# TEXTO FORNECIDO
──────────────────────────────

"O amor, quando se revela, não se sabe revelar. Sabe bem olhar pra ela, mas não lhe sabe falar."
Fernando Pessoa

terça-feira, 15 de fevereiro de 2011

Noção de Contratos e princípios - Carlos Roberto Gonçalves

CAPÍTULO I

NOÇÃO GERAL DE CONTRATO

1. CONCEITO

Contrato é fonte de obrigação. Fonte é o fato que dá origem a esta, de acordo com as regras de direito. Os fatos humanos que o Código Civil brasileiro considera geradores de obrigação são:


a) os contratos;

b) as declarações unilaterais da vontade;

c) os atos ilícitos, dolosos e culposos.


Como é a lei que dá eficácia a esses fatos, transformando-os em fontes diretas ou imediatas, aquela constitui fonte mediata ou primária das obrigações. É a lei que disciplina os efeitos dos contratos, que obriga o declarante a pagar a recompensa prometida e que impõe ao autor do ato ilícito o dever de ressarcir o prejuízo causado. Há obrigações que, entretanto, resultam diretamente da lei, como a de prestar alimentos (CC, ár-t. 396), a de indenizar os danos causados por seus empregados (CC, art. 1.521, 111), a propter rem imposta aos vizinhos etc. O Código Civil disciplina dezesseis espécies de contratos nominados e duas de declarações unilaterais da vontade: o título ao portador e a promessa de recompensa (CC; arts. 1.505 a 1.517). Contém ainda um capítulo referente às obrigações por atos ilícitos (CC, arts. 1.518 a 1.553). Começaremos o estudo pelo contrato, que é comumente conceituado, desde Beviláqua, como o acordo de vontades que tem por fim criar, modificar ou extinguir direitos. Constitui o mais expressivo modelo de negócio jurídico bilateral.


2. CONDIÇÕES DE VALIDADE


Os requisitos ou condições de validade dos contratos são de duas espécies: a) de ordem geral, comuns a todos os atos e negócios jurídicos, como a capacidade do agente, o objeto lícito e a forma prescrita ou não defesa em lei (CC, art. 82); b) de ordem especial, específicos dos contratos: o consentimento recíproco ou acordo de vontades.

A capacidade dos contratantes é, pois, o primeiro requisito (condição subjetiva) de ordem geral para a validade dos contratos. Estes serão nulos (art. 145, 1) ou anuláveis (art. 147, 1) se a incapacidade, absoluta ou relativa, não for suprida pela representação ou pela assistência (CC, art. 84).

──────────────────────────────

# INSTRUÇÃO A
Responda com base no texto sobre contratos:
(i) Quais fatos humanos o Código Civil brasileiro considera geradores de obrigação?
(ii) Quantas espécies de contratos nominados o Código Civil disciplina?
(iii) Qual é o primeiro requisito de ordem geral para a validade dos contratos?

# ENTRADAS FORNECIDAS
──────────────────────────────

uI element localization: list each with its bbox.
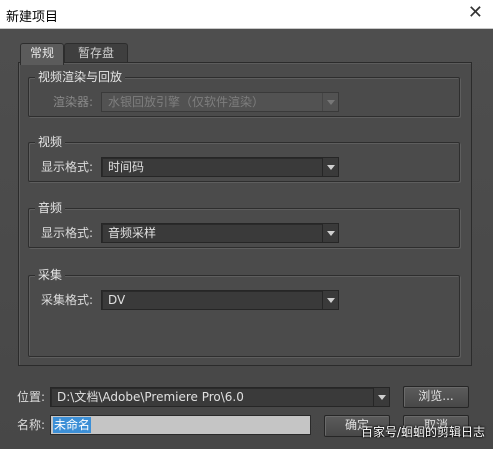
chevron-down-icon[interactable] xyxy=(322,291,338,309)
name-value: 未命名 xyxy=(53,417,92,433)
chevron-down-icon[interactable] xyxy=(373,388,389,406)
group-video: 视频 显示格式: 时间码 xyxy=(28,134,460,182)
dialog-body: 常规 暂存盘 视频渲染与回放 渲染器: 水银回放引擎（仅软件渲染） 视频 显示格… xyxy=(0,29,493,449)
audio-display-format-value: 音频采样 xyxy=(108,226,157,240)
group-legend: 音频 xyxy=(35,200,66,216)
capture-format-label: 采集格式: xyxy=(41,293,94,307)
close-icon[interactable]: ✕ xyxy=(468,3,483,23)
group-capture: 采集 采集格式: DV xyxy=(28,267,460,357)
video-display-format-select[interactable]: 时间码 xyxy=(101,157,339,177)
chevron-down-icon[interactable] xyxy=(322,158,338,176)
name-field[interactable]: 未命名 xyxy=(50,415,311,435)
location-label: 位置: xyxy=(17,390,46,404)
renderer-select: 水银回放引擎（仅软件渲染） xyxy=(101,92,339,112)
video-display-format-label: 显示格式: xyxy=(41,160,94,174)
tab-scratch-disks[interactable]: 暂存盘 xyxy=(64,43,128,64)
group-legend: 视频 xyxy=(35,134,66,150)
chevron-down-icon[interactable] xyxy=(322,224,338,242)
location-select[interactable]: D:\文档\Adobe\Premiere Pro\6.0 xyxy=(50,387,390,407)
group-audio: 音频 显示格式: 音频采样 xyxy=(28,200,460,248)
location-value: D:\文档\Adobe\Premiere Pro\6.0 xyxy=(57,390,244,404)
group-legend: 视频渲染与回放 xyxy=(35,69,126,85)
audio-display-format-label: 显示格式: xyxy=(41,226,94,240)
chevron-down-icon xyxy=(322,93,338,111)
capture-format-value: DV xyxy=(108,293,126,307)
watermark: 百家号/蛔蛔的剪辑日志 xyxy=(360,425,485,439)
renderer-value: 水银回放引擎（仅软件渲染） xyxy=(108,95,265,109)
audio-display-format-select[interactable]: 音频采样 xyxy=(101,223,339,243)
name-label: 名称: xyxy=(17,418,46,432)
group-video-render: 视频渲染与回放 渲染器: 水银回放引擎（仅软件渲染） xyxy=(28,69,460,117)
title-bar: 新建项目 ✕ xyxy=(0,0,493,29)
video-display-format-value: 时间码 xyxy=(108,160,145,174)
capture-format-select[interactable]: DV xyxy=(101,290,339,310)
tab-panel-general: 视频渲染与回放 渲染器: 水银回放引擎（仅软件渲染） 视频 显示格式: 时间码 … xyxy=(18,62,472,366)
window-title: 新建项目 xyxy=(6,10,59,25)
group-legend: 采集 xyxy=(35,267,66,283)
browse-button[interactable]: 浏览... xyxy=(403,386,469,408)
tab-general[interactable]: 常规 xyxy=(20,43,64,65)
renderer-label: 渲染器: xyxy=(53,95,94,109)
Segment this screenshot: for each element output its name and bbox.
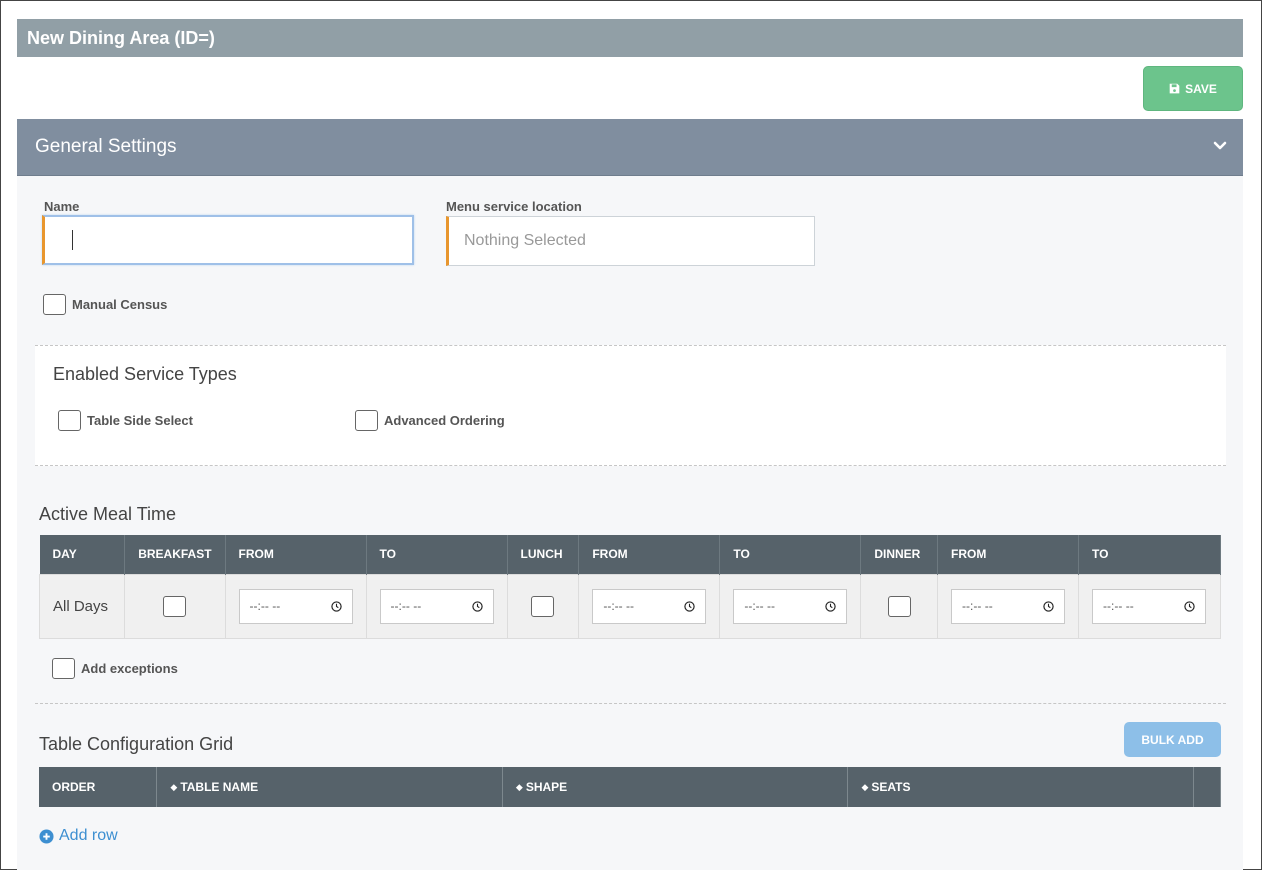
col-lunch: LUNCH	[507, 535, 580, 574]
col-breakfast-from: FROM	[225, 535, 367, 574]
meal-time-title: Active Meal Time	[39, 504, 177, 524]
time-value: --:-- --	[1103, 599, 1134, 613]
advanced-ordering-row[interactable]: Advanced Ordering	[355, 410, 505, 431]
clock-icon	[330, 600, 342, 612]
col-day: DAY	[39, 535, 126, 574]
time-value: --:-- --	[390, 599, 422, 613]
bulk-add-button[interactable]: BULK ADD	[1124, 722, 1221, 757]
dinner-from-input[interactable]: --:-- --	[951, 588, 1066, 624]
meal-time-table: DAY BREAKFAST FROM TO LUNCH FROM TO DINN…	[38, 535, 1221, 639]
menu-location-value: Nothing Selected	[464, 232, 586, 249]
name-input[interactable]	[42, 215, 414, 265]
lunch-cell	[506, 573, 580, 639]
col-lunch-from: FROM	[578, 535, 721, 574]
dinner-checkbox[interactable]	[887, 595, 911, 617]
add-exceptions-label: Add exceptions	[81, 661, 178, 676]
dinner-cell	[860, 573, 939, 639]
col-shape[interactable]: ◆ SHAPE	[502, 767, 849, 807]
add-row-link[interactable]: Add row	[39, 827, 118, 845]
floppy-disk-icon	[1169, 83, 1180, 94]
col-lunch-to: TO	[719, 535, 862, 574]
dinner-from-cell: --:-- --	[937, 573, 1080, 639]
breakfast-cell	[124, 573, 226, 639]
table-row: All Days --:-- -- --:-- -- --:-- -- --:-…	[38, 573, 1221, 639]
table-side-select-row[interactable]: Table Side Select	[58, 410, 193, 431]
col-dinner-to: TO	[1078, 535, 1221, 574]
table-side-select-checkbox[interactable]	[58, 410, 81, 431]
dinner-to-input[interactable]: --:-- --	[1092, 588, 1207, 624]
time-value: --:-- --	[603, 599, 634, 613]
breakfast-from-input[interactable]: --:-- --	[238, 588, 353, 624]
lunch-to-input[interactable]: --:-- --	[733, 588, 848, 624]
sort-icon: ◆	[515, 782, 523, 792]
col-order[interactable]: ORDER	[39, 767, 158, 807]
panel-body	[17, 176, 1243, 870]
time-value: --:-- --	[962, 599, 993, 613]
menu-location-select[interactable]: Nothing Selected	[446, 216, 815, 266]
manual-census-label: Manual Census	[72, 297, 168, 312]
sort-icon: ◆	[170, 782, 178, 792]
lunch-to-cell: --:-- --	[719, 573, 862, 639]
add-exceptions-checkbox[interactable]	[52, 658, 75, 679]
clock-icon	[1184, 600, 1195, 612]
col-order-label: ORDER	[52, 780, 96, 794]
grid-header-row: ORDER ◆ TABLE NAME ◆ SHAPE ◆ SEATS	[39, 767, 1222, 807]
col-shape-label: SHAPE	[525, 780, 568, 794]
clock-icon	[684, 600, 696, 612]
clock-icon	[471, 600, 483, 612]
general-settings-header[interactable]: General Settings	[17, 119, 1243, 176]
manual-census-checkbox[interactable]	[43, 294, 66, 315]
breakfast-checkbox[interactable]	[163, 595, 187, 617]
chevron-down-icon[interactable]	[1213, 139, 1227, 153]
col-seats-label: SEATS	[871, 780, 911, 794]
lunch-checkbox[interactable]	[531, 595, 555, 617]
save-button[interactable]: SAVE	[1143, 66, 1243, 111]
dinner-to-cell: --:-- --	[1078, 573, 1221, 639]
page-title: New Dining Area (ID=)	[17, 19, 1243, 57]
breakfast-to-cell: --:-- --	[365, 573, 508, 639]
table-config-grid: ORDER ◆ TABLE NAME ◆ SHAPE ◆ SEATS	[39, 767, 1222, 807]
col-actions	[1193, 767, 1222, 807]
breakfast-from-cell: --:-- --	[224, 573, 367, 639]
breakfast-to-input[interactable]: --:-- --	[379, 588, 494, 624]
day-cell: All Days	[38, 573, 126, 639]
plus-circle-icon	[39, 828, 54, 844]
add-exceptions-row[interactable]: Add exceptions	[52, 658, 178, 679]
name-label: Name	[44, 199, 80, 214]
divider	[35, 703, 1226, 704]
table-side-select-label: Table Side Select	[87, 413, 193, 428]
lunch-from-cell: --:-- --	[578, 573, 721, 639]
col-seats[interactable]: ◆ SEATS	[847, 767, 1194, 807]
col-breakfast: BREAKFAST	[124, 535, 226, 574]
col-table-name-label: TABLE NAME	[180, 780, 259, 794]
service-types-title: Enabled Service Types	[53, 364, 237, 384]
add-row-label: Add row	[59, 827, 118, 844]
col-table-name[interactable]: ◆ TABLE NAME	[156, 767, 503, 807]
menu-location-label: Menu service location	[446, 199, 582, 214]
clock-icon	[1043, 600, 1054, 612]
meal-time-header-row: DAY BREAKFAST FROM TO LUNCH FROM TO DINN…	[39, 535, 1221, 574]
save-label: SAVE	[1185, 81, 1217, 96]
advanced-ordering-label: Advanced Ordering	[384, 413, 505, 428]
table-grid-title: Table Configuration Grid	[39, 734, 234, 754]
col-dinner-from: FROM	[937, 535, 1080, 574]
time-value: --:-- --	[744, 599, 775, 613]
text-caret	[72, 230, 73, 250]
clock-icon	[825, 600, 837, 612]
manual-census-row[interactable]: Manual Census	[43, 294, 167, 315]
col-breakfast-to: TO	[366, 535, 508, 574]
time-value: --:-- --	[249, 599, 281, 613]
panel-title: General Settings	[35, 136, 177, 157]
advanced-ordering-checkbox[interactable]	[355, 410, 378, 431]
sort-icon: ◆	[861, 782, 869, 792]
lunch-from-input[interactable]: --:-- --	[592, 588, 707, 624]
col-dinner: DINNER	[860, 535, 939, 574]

──────────────────────────────

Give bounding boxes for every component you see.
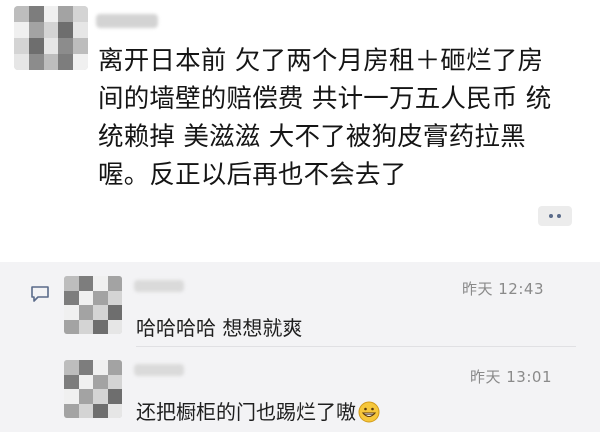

──────────────────────────────

# INSTRUÇÃO B
Quantas das linhas acima contêm a palavra "ordering"? Conte-as e dê apenas o número.

# RESPOSTA COMPLETA A
(i) Os contratos, as declarações unilaterais da vontade e os atos ilícitos, dolosos e culposos.
(ii) Dezesseis.
(iii) A capacidade dos contratantes.

# RESPOSTA COMPLETA B
3